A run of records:
_____

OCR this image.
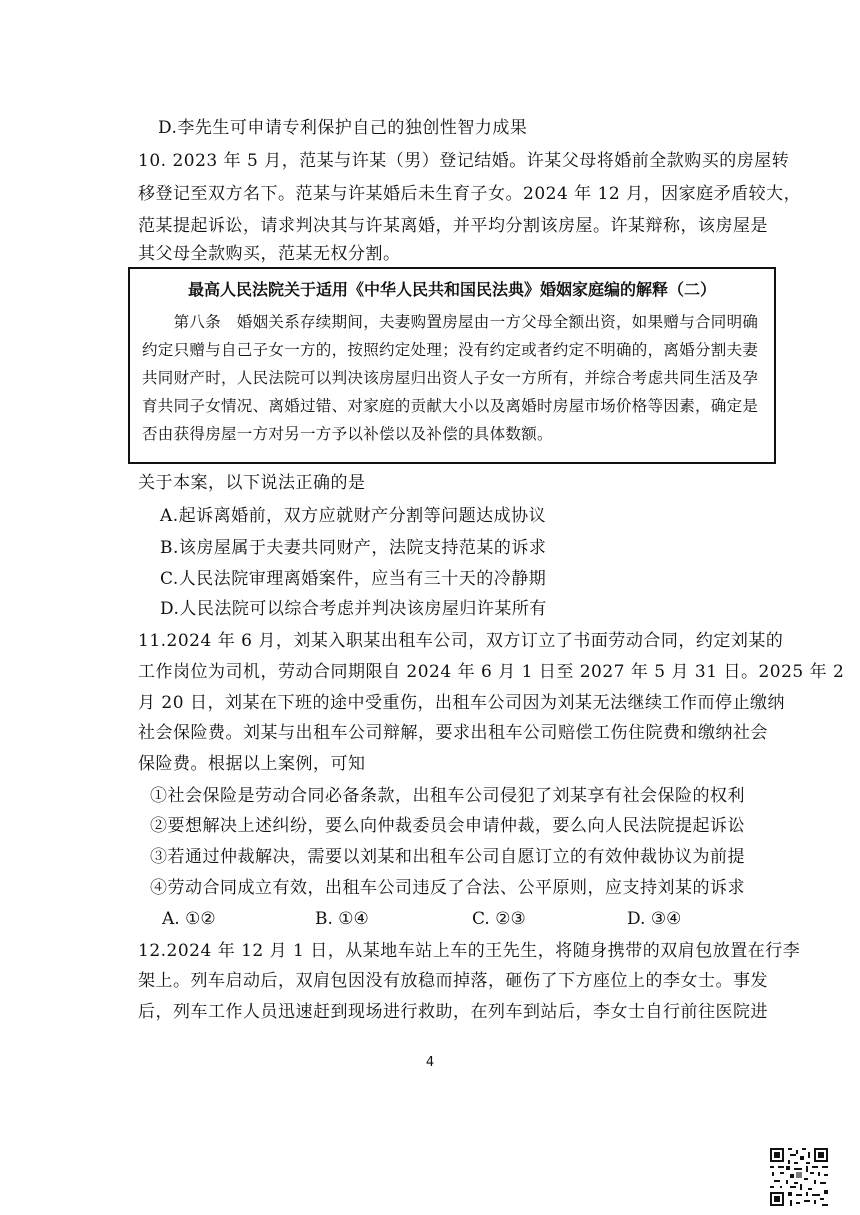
D.李先生可申请专利保护自己的独创性智力成果
10. 2023 年 5 月，范某与许某（男）登记结婚。许某父母将婚前全款购买的房屋转
移登记至双方名下。范某与许某婚后未生育子女。2024 年 12 月，因家庭矛盾较大，
范某提起诉讼，请求判决其与许某离婚，并平均分割该房屋。许某辩称，该房屋是
其父母全款购买，范某无权分割。
最高人民法院关于适用《中华人民共和国民法典》婚姻家庭编的解释（二）
　　第八条　婚姻关系存续期间，夫妻购置房屋由一方父母全额出资，如果赠与合同明确
约定只赠与自己子女一方的，按照约定处理；没有约定或者约定不明确的，离婚分割夫妻
共同财产时，人民法院可以判决该房屋归出资人子女一方所有，并综合考虑共同生活及孕
育共同子女情况、离婚过错、对家庭的贡献大小以及离婚时房屋市场价格等因素，确定是
否由获得房屋一方对另一方予以补偿以及补偿的具体数额。
关于本案，以下说法正确的是
A.起诉离婚前，双方应就财产分割等问题达成协议
B.该房屋属于夫妻共同财产，法院支持范某的诉求
C.人民法院审理离婚案件，应当有三十天的冷静期
D.人民法院可以综合考虑并判决该房屋归许某所有
11.2024 年 6 月，刘某入职某出租车公司，双方订立了书面劳动合同，约定刘某的
工作岗位为司机，劳动合同期限自 2024 年 6 月 1 日至 2027 年 5 月 31 日。2025 年 2
月 20 日，刘某在下班的途中受重伤，出租车公司因为刘某无法继续工作而停止缴纳
社会保险费。刘某与出租车公司辩解，要求出租车公司赔偿工伤住院费和缴纳社会
保险费。根据以上案例，可知
①社会保险是劳动合同必备条款，出租车公司侵犯了刘某享有社会保险的权利
②要想解决上述纠纷，要么向仲裁委员会申请仲裁，要么向人民法院提起诉讼
③若通过仲裁解决，需要以刘某和出租车公司自愿订立的有效仲裁协议为前提
④劳动合同成立有效，出租车公司违反了合法、公平原则，应支持刘某的诉求
A. ①②	B. ①④	C. ②③	D. ③④
12.2024 年 12 月 1 日，从某地车站上车的王先生，将随身携带的双肩包放置在行李
架上。列车启动后，双肩包因没有放稳而掉落，砸伤了下方座位上的李女士。事发
后，列车工作人员迅速赶到现场进行救助，在列车到站后，李女士自行前往医院进
4
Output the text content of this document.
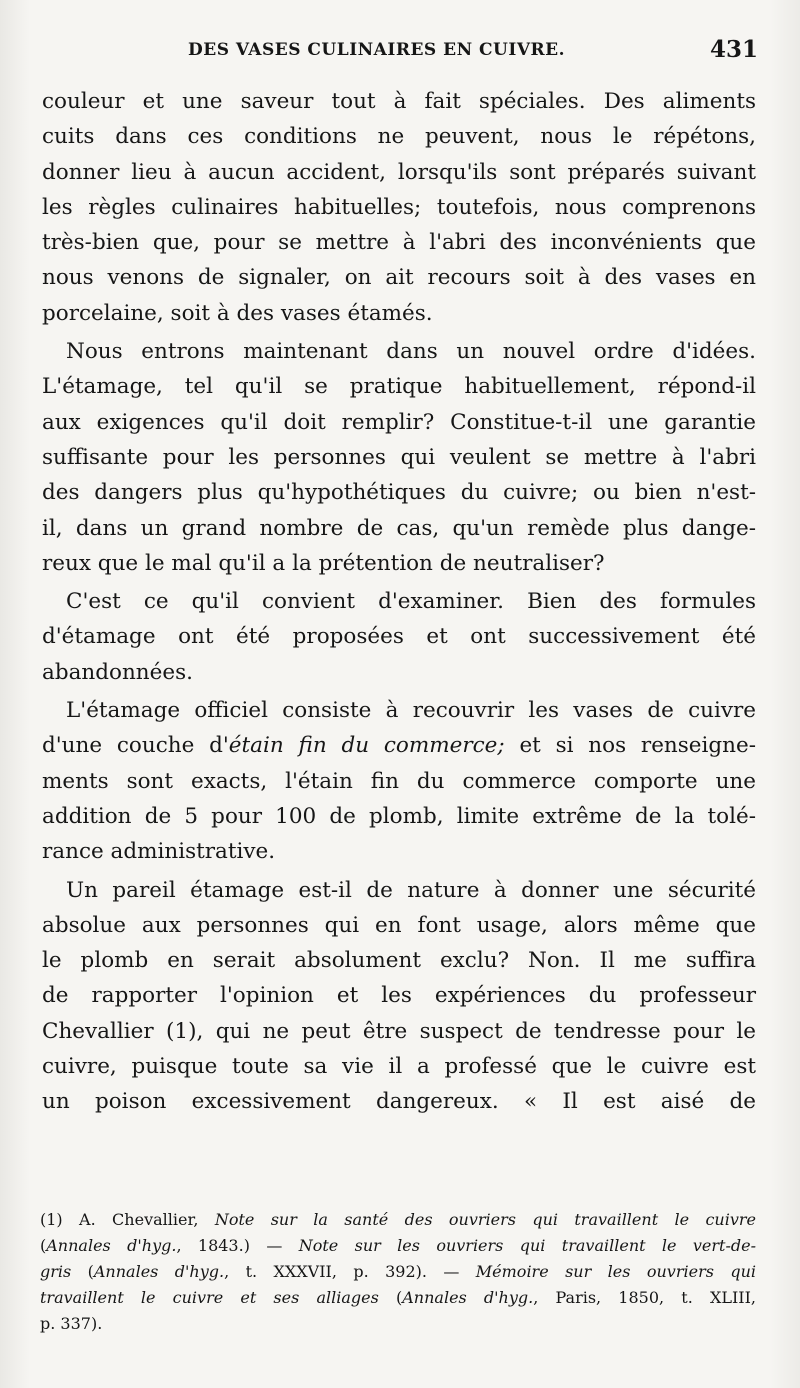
DES VASES CULINAIRES EN CUIVRE.	431
couleur et une saveur tout à fait spéciales. Des aliments
cuits dans ces conditions ne peuvent, nous le répétons,
donner lieu à aucun accident, lorsqu'ils sont préparés suivant
les règles culinaires habituelles; toutefois, nous comprenons
très-bien que, pour se mettre à l'abri des inconvénients que
nous venons de signaler, on ait recours soit à des vases en
porcelaine, soit à des vases étamés.
Nous entrons maintenant dans un nouvel ordre d'idées.
L'étamage, tel qu'il se pratique habituellement, répond-il
aux exigences qu'il doit remplir? Constitue-t-il une garantie
suffisante pour les personnes qui veulent se mettre à l'abri
des dangers plus qu'hypothétiques du cuivre; ou bien n'est-
il, dans un grand nombre de cas, qu'un remède plus dange-
reux que le mal qu'il a la prétention de neutraliser?
C'est ce qu'il convient d'examiner. Bien des formules
d'étamage ont été proposées et ont successivement été
abandonnées.
L'étamage officiel consiste à recouvrir les vases de cuivre
d'une couche d'étain fin du commerce; et si nos renseigne-
ments sont exacts, l'étain fin du commerce comporte une
addition de 5 pour 100 de plomb, limite extrême de la tolé-
rance administrative.
Un pareil étamage est-il de nature à donner une sécurité
absolue aux personnes qui en font usage, alors même que
le plomb en serait absolument exclu? Non. Il me suffira
de rapporter l'opinion et les expériences du professeur
Chevallier (1), qui ne peut être suspect de tendresse pour le
cuivre, puisque toute sa vie il a professé que le cuivre est
un poison excessivement dangereux. « Il est aisé de
(1) A. Chevallier, Note sur la santé des ouvriers qui travaillent le cuivre
(Annales d'hyg., 1843.) — Note sur les ouvriers qui travaillent le vert-de-
gris (Annales d'hyg., t. XXXVII, p. 392). — Mémoire sur les ouvriers qui
travaillent le cuivre et ses alliages (Annales d'hyg., Paris, 1850, t. XLIII,
p. 337).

_____

WORK INSTRUCTIONS: Go through the material above and print all of it exactly, except the pictures.

FULL RESPONSE:
OCR this image.
D.李先生可申请专利保护自己的独创性智力成果
10. 2023 年 5 月，范某与许某（男）登记结婚。许某父母将婚前全款购买的房屋转
移登记至双方名下。范某与许某婚后未生育子女。2024 年 12 月，因家庭矛盾较大，
范某提起诉讼，请求判决其与许某离婚，并平均分割该房屋。许某辩称，该房屋是
其父母全款购买，范某无权分割。
最高人民法院关于适用《中华人民共和国民法典》婚姻家庭编的解释（二）
　　第八条　婚姻关系存续期间，夫妻购置房屋由一方父母全额出资，如果赠与合同明确
约定只赠与自己子女一方的，按照约定处理；没有约定或者约定不明确的，离婚分割夫妻
共同财产时，人民法院可以判决该房屋归出资人子女一方所有，并综合考虑共同生活及孕
育共同子女情况、离婚过错、对家庭的贡献大小以及离婚时房屋市场价格等因素，确定是
否由获得房屋一方对另一方予以补偿以及补偿的具体数额。
关于本案，以下说法正确的是
A.起诉离婚前，双方应就财产分割等问题达成协议
B.该房屋属于夫妻共同财产，法院支持范某的诉求
C.人民法院审理离婚案件，应当有三十天的冷静期
D.人民法院可以综合考虑并判决该房屋归许某所有
11.2024 年 6 月，刘某入职某出租车公司，双方订立了书面劳动合同，约定刘某的
工作岗位为司机，劳动合同期限自 2024 年 6 月 1 日至 2027 年 5 月 31 日。2025 年 2
月 20 日，刘某在下班的途中受重伤，出租车公司因为刘某无法继续工作而停止缴纳
社会保险费。刘某与出租车公司辩解，要求出租车公司赔偿工伤住院费和缴纳社会
保险费。根据以上案例，可知
①社会保险是劳动合同必备条款，出租车公司侵犯了刘某享有社会保险的权利
②要想解决上述纠纷，要么向仲裁委员会申请仲裁，要么向人民法院提起诉讼
③若通过仲裁解决，需要以刘某和出租车公司自愿订立的有效仲裁协议为前提
④劳动合同成立有效，出租车公司违反了合法、公平原则，应支持刘某的诉求
A. ①②	B. ①④	C. ②③	D. ③④
12.2024 年 12 月 1 日，从某地车站上车的王先生，将随身携带的双肩包放置在行李
架上。列车启动后，双肩包因没有放稳而掉落，砸伤了下方座位上的李女士。事发
后，列车工作人员迅速赶到现场进行救助，在列车到站后，李女士自行前往医院进
4
Output the text content of this document.
DES VASES CULINAIRES EN CUIVRE.	431
couleur et une saveur tout à fait spéciales. Des aliments
cuits dans ces conditions ne peuvent, nous le répétons,
donner lieu à aucun accident, lorsqu'ils sont préparés suivant
les règles culinaires habituelles; toutefois, nous comprenons
très-bien que, pour se mettre à l'abri des inconvénients que
nous venons de signaler, on ait recours soit à des vases en
porcelaine, soit à des vases étamés.
Nous entrons maintenant dans un nouvel ordre d'idées.
L'étamage, tel qu'il se pratique habituellement, répond-il
aux exigences qu'il doit remplir? Constitue-t-il une garantie
suffisante pour les personnes qui veulent se mettre à l'abri
des dangers plus qu'hypothétiques du cuivre; ou bien n'est-
il, dans un grand nombre de cas, qu'un remède plus dange-
reux que le mal qu'il a la prétention de neutraliser?
C'est ce qu'il convient d'examiner. Bien des formules
d'étamage ont été proposées et ont successivement été
abandonnées.
L'étamage officiel consiste à recouvrir les vases de cuivre
d'une couche d'étain fin du commerce; et si nos renseigne-
ments sont exacts, l'étain fin du commerce comporte une
addition de 5 pour 100 de plomb, limite extrême de la tolé-
rance administrative.
Un pareil étamage est-il de nature à donner une sécurité
absolue aux personnes qui en font usage, alors même que
le plomb en serait absolument exclu? Non. Il me suffira
de rapporter l'opinion et les expériences du professeur
Chevallier (1), qui ne peut être suspect de tendresse pour le
cuivre, puisque toute sa vie il a professé que le cuivre est
un poison excessivement dangereux. « Il est aisé de
(1) A. Chevallier, Note sur la santé des ouvriers qui travaillent le cuivre
(Annales d'hyg., 1843.) — Note sur les ouvriers qui travaillent le vert-de-
gris (Annales d'hyg., t. XXXVII, p. 392). — Mémoire sur les ouvriers qui
travaillent le cuivre et ses alliages (Annales d'hyg., Paris, 1850, t. XLIII,
p. 337).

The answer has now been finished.